После войны М. Н. Кедров поставил на сцене МХАТа инсценировку моих «Дней и ночей». Постановка с успехом шла уже сколько месяцев, как вдруг спектакль был временно снят.

Оказалось, что на нем побывал И. В. Сталин и спектакль ему не понравился: на сцене не хватает размаха, широты, масштабов Сталинградской битвы…

Надо ли говорить, с какой серьезностью мы отнеслись тогда к замечаниям Сталина. Желая спасти спектакль, мы несколько суток сидели над инсценировкой, думая, как же внести в нее требуемые масштабы. Но этим требованиям сопротивлялся сам материал «Дней и ночей», история клочка земли, трех домов, горстки людей, через которую было задумано, как в капле воды, показать целое – всю битву. Как мы ни бились, так ничего и не придумали. Спектакль не был восстановлен.

Именно тогда я и вспомнил свой разговор с Щербаковым о фильме «Русские люди». Те же самые требования и даже те же самые слова – широта, размах, масштабы… Очевидно, все это и тогда шло непосредственно от Сталина, но Щербаков не счел нужным или возможным сказать мне об этом.

Ради объективности добавлю: насколько я знаю, и пьесе «Русские люди», и повести «Дни и ночи» премии были присуждены по инициативе Сталина, читавшего и то и другое. Но, очевидно, при чтении у него создалось одно ощущение, а когда он смотрел эти вещи, материализованные на экране или на сцене, у него возникало то требование широты, огромности общих масштабов, которое погубило спектакль МХАТа и определило судьбу пудовкинского фильма.

Да, видимо, тогда, в сорок третьем году, Щербаков, не наложив прямого запрета на мою будущую работу с Пудовкиным над фильмом о Москве, сделал максимум того, что он мог сделать.

Когда Пудовкин приехал из Алма-Аты в Москву, мы встретились. Он уже знал, что его фильм не понравился, и был огорчен этим. Не посыпая соли на раны и не пересказывая разговора с Щербаковым, я предложил Пудовкину делать вместе фильм о Москве и, когда он в принципе согласился, дал ему перед отъездом на фронт свои дневниковые записи 1941 года.

Мне казалось, что некоторые эпизоды, рассказанные там, пригодятся нам при работе над сценарием. Будущий фильм мне самому представлялся сюжетным, с несколькими героями и любовной историей.

Разговор с Пудовкиным, прочитавшим мои дневниковые записи, пока я ездил на Центральный фронт, вышел совсем неожиданным.

#### Записи из источника данных:
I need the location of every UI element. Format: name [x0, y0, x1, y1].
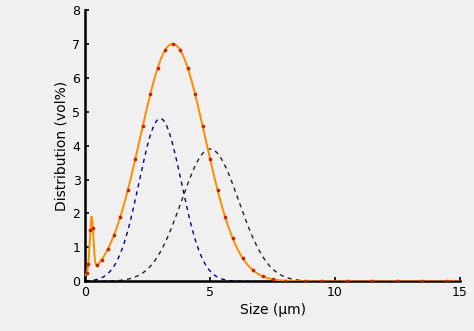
Point: [93, 262, 100, 268]
Point: [169, 41, 176, 47]
Point: [154, 65, 162, 71]
Point: [249, 267, 256, 272]
Point: [369, 279, 376, 284]
Point: [344, 279, 351, 284]
Point: [239, 255, 246, 260]
Point: [124, 188, 132, 193]
Point: [191, 92, 199, 97]
Point: [184, 65, 191, 71]
Point: [259, 273, 266, 279]
Point: [131, 157, 139, 162]
Point: [229, 235, 237, 241]
Point: [393, 279, 401, 284]
Point: [206, 157, 214, 162]
Point: [139, 123, 146, 129]
Point: [214, 188, 221, 193]
Point: [89, 225, 97, 230]
Point: [419, 279, 426, 284]
Y-axis label: Distribution (vol%): Distribution (vol%): [55, 80, 68, 211]
Point: [221, 214, 229, 219]
Point: [146, 92, 154, 97]
Point: [87, 227, 94, 232]
Point: [104, 247, 111, 252]
Point: [162, 47, 169, 53]
X-axis label: Size (μm): Size (μm): [239, 304, 306, 317]
Point: [269, 277, 276, 282]
Point: [199, 123, 207, 129]
Point: [84, 261, 92, 266]
Point: [301, 279, 309, 284]
Point: [117, 214, 124, 219]
Point: [110, 232, 118, 238]
Point: [83, 271, 91, 276]
Point: [281, 278, 289, 283]
Point: [176, 47, 184, 53]
Point: [444, 279, 451, 284]
Point: [319, 279, 326, 284]
Point: [98, 257, 105, 262]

#### Задания к упражнению:
- 1) Назовите всех людей, которые упомянуты по фамилии в отрывке о постановке «Дней и ночей». Фамилии пишите так, как они даны в отрывке.
- 2) Соберите из записей все строки со словом "label".

#### Ответы по заданиям:
- 1) М. Н. Кедров, И. В. Сталин, Щербаков, Пудовкин

- 2)
Y-axis label: Distribution (vol%): Distribution (vol%): [55, 80, 68, 211]
X-axis label: Size (μm): Size (μm): [239, 304, 306, 317]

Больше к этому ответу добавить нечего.